What follows is a set of entries. Give them again exactly, without the pictures.
= = = = =
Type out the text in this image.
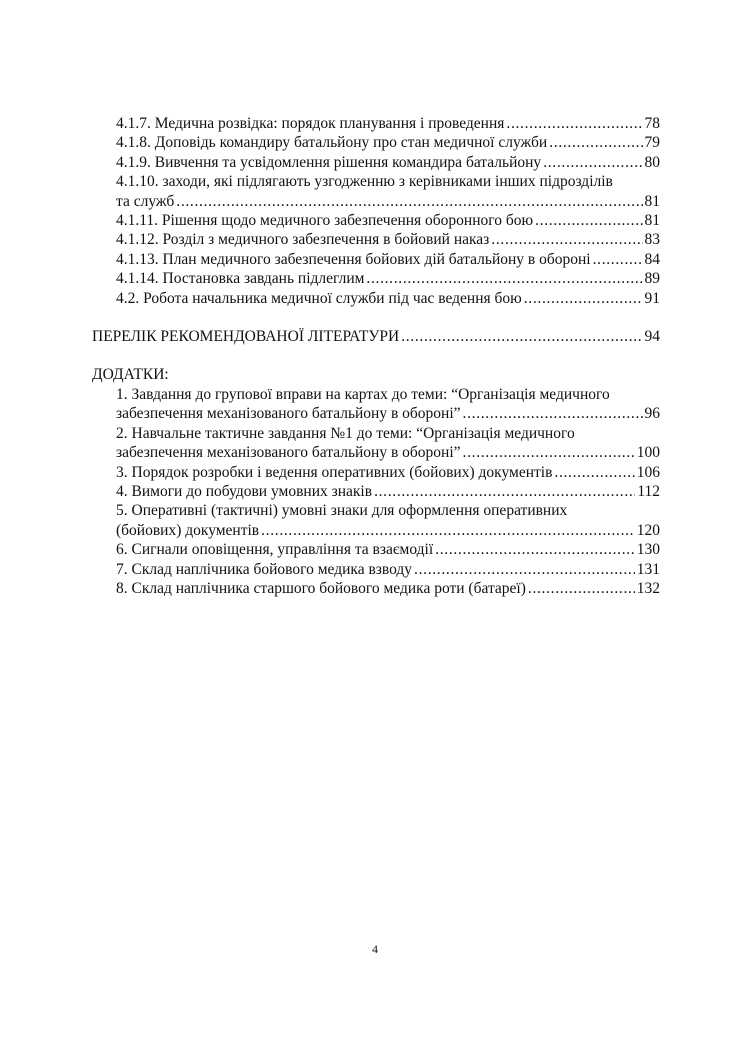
4.1.7. Медична розвідка: порядок планування і проведення . . .	78
4.1.8. Доповідь командиру батальйону про стан медичної служби . . .	79
4.1.9. Вивчення та усвідомлення рішення командира батальйону . . .	80
4.1.10. заходи, які підлягають узгодженню з керівниками інших підрозділів
та служб . . .	81
4.1.11. Рішення щодо медичного забезпечення оборонного бою . . .	81
4.1.12. Розділ з медичного забезпечення в бойовий наказ . . .	83
4.1.13. План медичного забезпечення бойових дій батальйону в обороні . . .	84
4.1.14. Постановка завдань підлеглим . . .	89
4.2. Робота начальника медичної служби під час ведення бою . . .	91
ПЕРЕЛІК РЕКОМЕНДОВАНОЇ ЛІТЕРАТУРИ . . .	94
ДОДАТКИ:
1. Завдання до групової вправи на картах до теми: “Організація медичного
забезпечення механізованого батальйону в обороні” . . .	96
2. Навчальне тактичне завдання №1 до теми: “Організація медичного
забезпечення механізованого батальйону в обороні” . . .	100
3. Порядок розробки і ведення оперативних (бойових) документів . . .	106
4. Вимоги до побудови умовних знаків . . .	112
5. Оперативні (тактичні) умовні знаки для оформлення оперативних
(бойових) документів . . .	120
6. Сигнали оповіщення, управління та взаємодії . . .	130
7. Склад наплічника бойового медика взводу . . .	131
8. Склад наплічника старшого бойового медика роти (батареї) . . .	132
4
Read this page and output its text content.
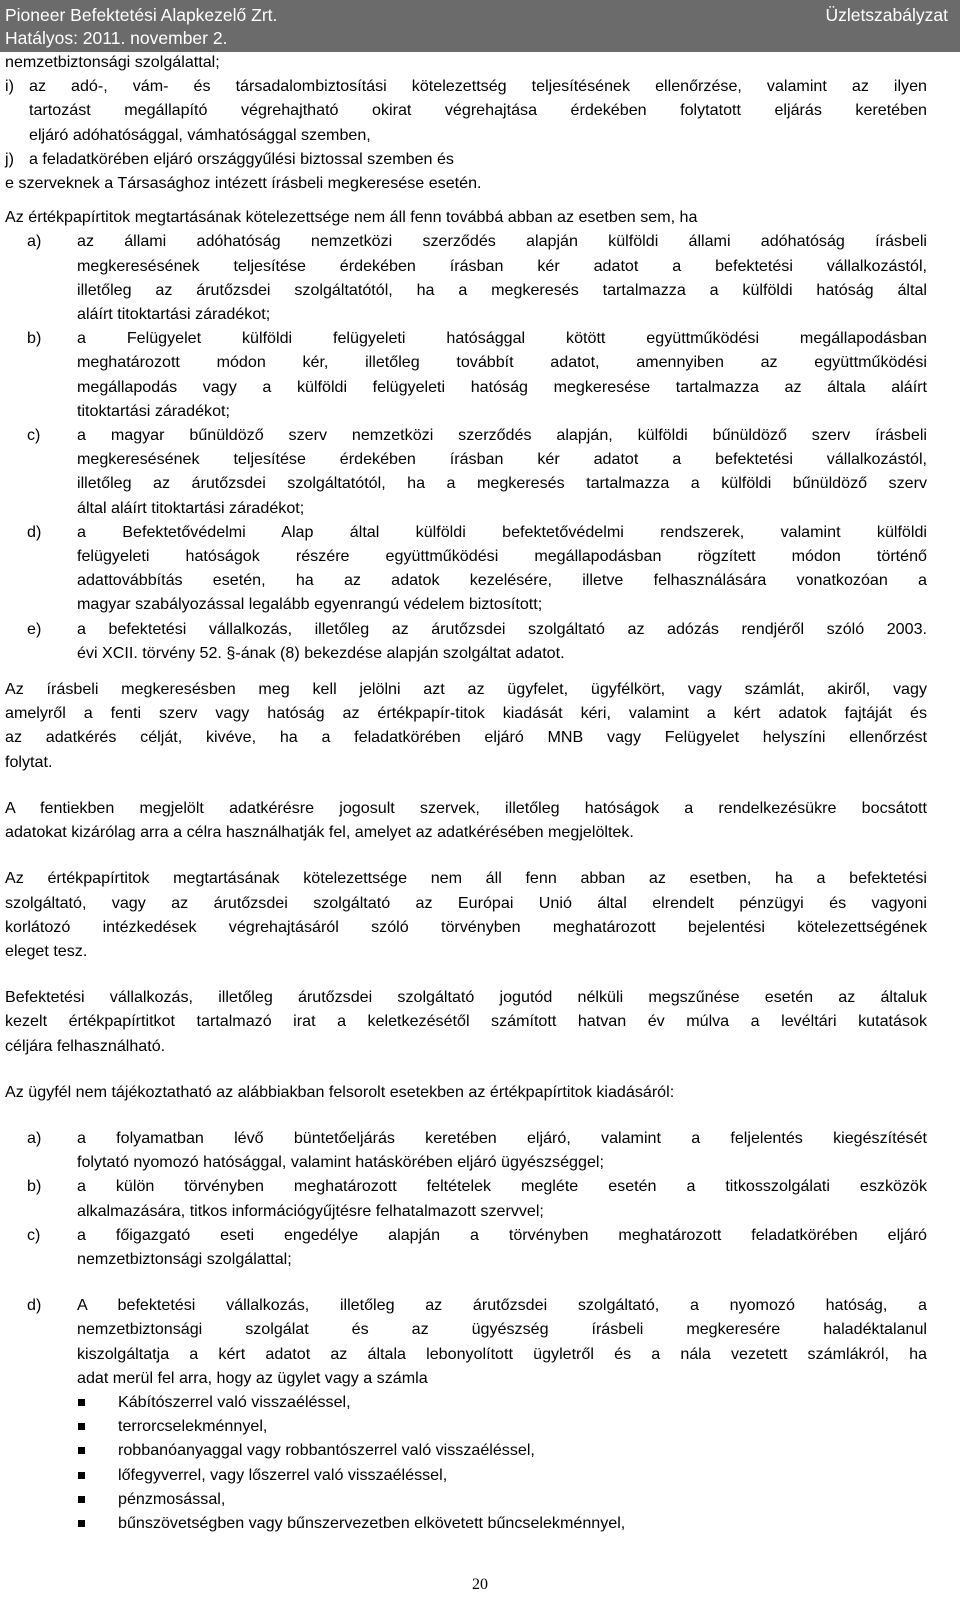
Pioneer Befektetési Alapkezelő Zrt.
Hatályos: 2011. november 2.
Üzletszabályzat
nemzetbiztonsági szolgálattal;
i) az adó-, vám- és társadalombiztosítási kötelezettség teljesítésének ellenőrzése, valamint az ilyen
tartozást megállapító végrehajtható okirat végrehajtása érdekében folytatott eljárás keretében
eljáró adóhatósággal, vámhatósággal szemben,
j) a feladatkörében eljáró országgyűlési biztossal szemben és
e szerveknek a Társasághoz intézett írásbeli megkeresése esetén.
Az értékpapírtitok megtartásának kötelezettsége nem áll fenn továbbá abban az esetben sem, ha
a) az állami adóhatóság nemzetközi szerződés alapján külföldi állami adóhatóság írásbeli
megkeresésének teljesítése érdekében írásban kér adatot a befektetési vállalkozástól,
illetőleg az árutőzsdei szolgáltatótól, ha a megkeresés tartalmazza a külföldi hatóság által
aláírt titoktartási záradékot;
b) a Felügyelet külföldi felügyeleti hatósággal kötött együttműködési megállapodásban
meghatározott módon kér, illetőleg továbbít adatot, amennyiben az együttműködési
megállapodás vagy a külföldi felügyeleti hatóság megkeresése tartalmazza az általa aláírt
titoktartási záradékot;
c) a magyar bűnüldöző szerv nemzetközi szerződés alapján, külföldi bűnüldöző szerv írásbeli
megkeresésének teljesítése érdekében írásban kér adatot a befektetési vállalkozástól,
illetőleg az árutőzsdei szolgáltatótól, ha a megkeresés tartalmazza a külföldi bűnüldöző szerv
által aláírt titoktartási záradékot;
d) a Befektetővédelmi Alap által külföldi befektetővédelmi rendszerek, valamint külföldi
felügyeleti hatóságok részére együttműködési megállapodásban rögzített módon történő
adattovábbítás esetén, ha az adatok kezelésére, illetve felhasználására vonatkozóan a
magyar szabályozással legalább egyenrangú védelem biztosított;
e) a befektetési vállalkozás, illetőleg az árutőzsdei szolgáltató az adózás rendjéről szóló 2003.
évi XCII. törvény 52. §-ának (8) bekezdése alapján szolgáltat adatot.
Az írásbeli megkeresésben meg kell jelölni azt az ügyfelet, ügyfélkört, vagy számlát, akiről, vagy
amelyről a fenti szerv vagy hatóság az értékpapír-titok kiadását kéri, valamint a kért adatok fajtáját és
az adatkérés célját, kivéve, ha a feladatkörében eljáró MNB vagy Felügyelet helyszíni ellenőrzést
folytat.
A fentiekben megjelölt adatkérésre jogosult szervek, illetőleg hatóságok a rendelkezésükre bocsátott
adatokat kizárólag arra a célra használhatják fel, amelyet az adatkérésében megjelöltek.
Az értékpapírtitok megtartásának kötelezettsége nem áll fenn abban az esetben, ha a befektetési
szolgáltató, vagy az árutőzsdei szolgáltató az Európai Unió által elrendelt pénzügyi és vagyoni
korlátozó intézkedések végrehajtásáról szóló törvényben meghatározott bejelentési kötelezettségének
eleget tesz.
Befektetési vállalkozás, illetőleg árutőzsdei szolgáltató jogutód nélküli megszűnése esetén az általuk
kezelt értékpapírtitkot tartalmazó irat a keletkezésétől számított hatvan év múlva a levéltári kutatások
céljára felhasználható.
Az ügyfél nem tájékoztatható az alábbiakban felsorolt esetekben az értékpapírtitok kiadásáról:
a) a folyamatban lévő büntetőeljárás keretében eljáró, valamint a feljelentés kiegészítését
folytató nyomozó hatósággal, valamint hatáskörében eljáró ügyészséggel;
b) a külön törvényben meghatározott feltételek megléte esetén a titkosszolgálati eszközök
alkalmazására, titkos információgyűjtésre felhatalmazott szervvel;
c) a főigazgató eseti engedélye alapján a törvényben meghatározott feladatkörében eljáró
nemzetbiztonsági szolgálattal;
d) A befektetési vállalkozás, illetőleg az árutőzsdei szolgáltató, a nyomozó hatóság, a
nemzetbiztonsági szolgálat és az ügyészség írásbeli megkeresére haladéktalanul
kiszolgáltatja a kért adatot az általa lebonyolított ügyletről és a nála vezetett számlákról, ha
adat merül fel arra, hogy az ügylet vagy a számla
Kábítószerrel való visszaéléssel,
terrorcselekménnyel,
robbanóanyaggal vagy robbantószerrel való visszaéléssel,
lőfegyverrel, vagy lőszerrel való visszaéléssel,
pénzmosással,
bűnszövetségben vagy bűnszervezetben elkövetett bűncselekménnyel,
20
= = = = =
§ **Task result**:
Type out the text in this image.
4.1.7. Медична розвідка: порядок планування і проведення . . .	78
4.1.8. Доповідь командиру батальйону про стан медичної служби . . .	79
4.1.9. Вивчення та усвідомлення рішення командира батальйону . . .	80
4.1.10. заходи, які підлягають узгодженню з керівниками інших підрозділів
та служб . . .	81
4.1.11. Рішення щодо медичного забезпечення оборонного бою . . .	81
4.1.12. Розділ з медичного забезпечення в бойовий наказ . . .	83
4.1.13. План медичного забезпечення бойових дій батальйону в обороні . . .	84
4.1.14. Постановка завдань підлеглим . . .	89
4.2. Робота начальника медичної служби під час ведення бою . . .	91
ПЕРЕЛІК РЕКОМЕНДОВАНОЇ ЛІТЕРАТУРИ . . .	94
ДОДАТКИ:
1. Завдання до групової вправи на картах до теми: “Організація медичного
забезпечення механізованого батальйону в обороні” . . .	96
2. Навчальне тактичне завдання №1 до теми: “Організація медичного
забезпечення механізованого батальйону в обороні” . . .	100
3. Порядок розробки і ведення оперативних (бойових) документів . . .	106
4. Вимоги до побудови умовних знаків . . .	112
5. Оперативні (тактичні) умовні знаки для оформлення оперативних
(бойових) документів . . .	120
6. Сигнали оповіщення, управління та взаємодії . . .	130
7. Склад наплічника бойового медика взводу . . .	131
8. Склад наплічника старшого бойового медика роти (батареї) . . .	132
4
Read this page and output its text content.
Pioneer Befektetési Alapkezelő Zrt.
Hatályos: 2011. november 2.
Üzletszabályzat
nemzetbiztonsági szolgálattal;
i) az adó-, vám- és társadalombiztosítási kötelezettség teljesítésének ellenőrzése, valamint az ilyen
tartozást megállapító végrehajtható okirat végrehajtása érdekében folytatott eljárás keretében
eljáró adóhatósággal, vámhatósággal szemben,
j) a feladatkörében eljáró országgyűlési biztossal szemben és
e szerveknek a Társasághoz intézett írásbeli megkeresése esetén.
Az értékpapírtitok megtartásának kötelezettsége nem áll fenn továbbá abban az esetben sem, ha
a) az állami adóhatóság nemzetközi szerződés alapján külföldi állami adóhatóság írásbeli
megkeresésének teljesítése érdekében írásban kér adatot a befektetési vállalkozástól,
illetőleg az árutőzsdei szolgáltatótól, ha a megkeresés tartalmazza a külföldi hatóság által
aláírt titoktartási záradékot;
b) a Felügyelet külföldi felügyeleti hatósággal kötött együttműködési megállapodásban
meghatározott módon kér, illetőleg továbbít adatot, amennyiben az együttműködési
megállapodás vagy a külföldi felügyeleti hatóság megkeresése tartalmazza az általa aláírt
titoktartási záradékot;
c) a magyar bűnüldöző szerv nemzetközi szerződés alapján, külföldi bűnüldöző szerv írásbeli
megkeresésének teljesítése érdekében írásban kér adatot a befektetési vállalkozástól,
illetőleg az árutőzsdei szolgáltatótól, ha a megkeresés tartalmazza a külföldi bűnüldöző szerv
által aláírt titoktartási záradékot;
d) a Befektetővédelmi Alap által külföldi befektetővédelmi rendszerek, valamint külföldi
felügyeleti hatóságok részére együttműködési megállapodásban rögzített módon történő
adattovábbítás esetén, ha az adatok kezelésére, illetve felhasználására vonatkozóan a
magyar szabályozással legalább egyenrangú védelem biztosított;
e) a befektetési vállalkozás, illetőleg az árutőzsdei szolgáltató az adózás rendjéről szóló 2003.
évi XCII. törvény 52. §-ának (8) bekezdése alapján szolgáltat adatot.
Az írásbeli megkeresésben meg kell jelölni azt az ügyfelet, ügyfélkört, vagy számlát, akiről, vagy
amelyről a fenti szerv vagy hatóság az értékpapír-titok kiadását kéri, valamint a kért adatok fajtáját és
az adatkérés célját, kivéve, ha a feladatkörében eljáró MNB vagy Felügyelet helyszíni ellenőrzést
folytat.
A fentiekben megjelölt adatkérésre jogosult szervek, illetőleg hatóságok a rendelkezésükre bocsátott
adatokat kizárólag arra a célra használhatják fel, amelyet az adatkérésében megjelöltek.
Az értékpapírtitok megtartásának kötelezettsége nem áll fenn abban az esetben, ha a befektetési
szolgáltató, vagy az árutőzsdei szolgáltató az Európai Unió által elrendelt pénzügyi és vagyoni
korlátozó intézkedések végrehajtásáról szóló törvényben meghatározott bejelentési kötelezettségének
eleget tesz.
Befektetési vállalkozás, illetőleg árutőzsdei szolgáltató jogutód nélküli megszűnése esetén az általuk
kezelt értékpapírtitkot tartalmazó irat a keletkezésétől számított hatvan év múlva a levéltári kutatások
céljára felhasználható.
Az ügyfél nem tájékoztatható az alábbiakban felsorolt esetekben az értékpapírtitok kiadásáról:
a) a folyamatban lévő büntetőeljárás keretében eljáró, valamint a feljelentés kiegészítését
folytató nyomozó hatósággal, valamint hatáskörében eljáró ügyészséggel;
b) a külön törvényben meghatározott feltételek megléte esetén a titkosszolgálati eszközök
alkalmazására, titkos információgyűjtésre felhatalmazott szervvel;
c) a főigazgató eseti engedélye alapján a törvényben meghatározott feladatkörében eljáró
nemzetbiztonsági szolgálattal;
d) A befektetési vállalkozás, illetőleg az árutőzsdei szolgáltató, a nyomozó hatóság, a
nemzetbiztonsági szolgálat és az ügyészség írásbeli megkeresére haladéktalanul
kiszolgáltatja a kért adatot az általa lebonyolított ügyletről és a nála vezetett számlákról, ha
adat merül fel arra, hogy az ügylet vagy a számla
Kábítószerrel való visszaéléssel,
terrorcselekménnyel,
robbanóanyaggal vagy robbantószerrel való visszaéléssel,
lőfegyverrel, vagy lőszerrel való visszaéléssel,
pénzmosással,
bűnszövetségben vagy bűnszervezetben elkövetett bűncselekménnyel,
20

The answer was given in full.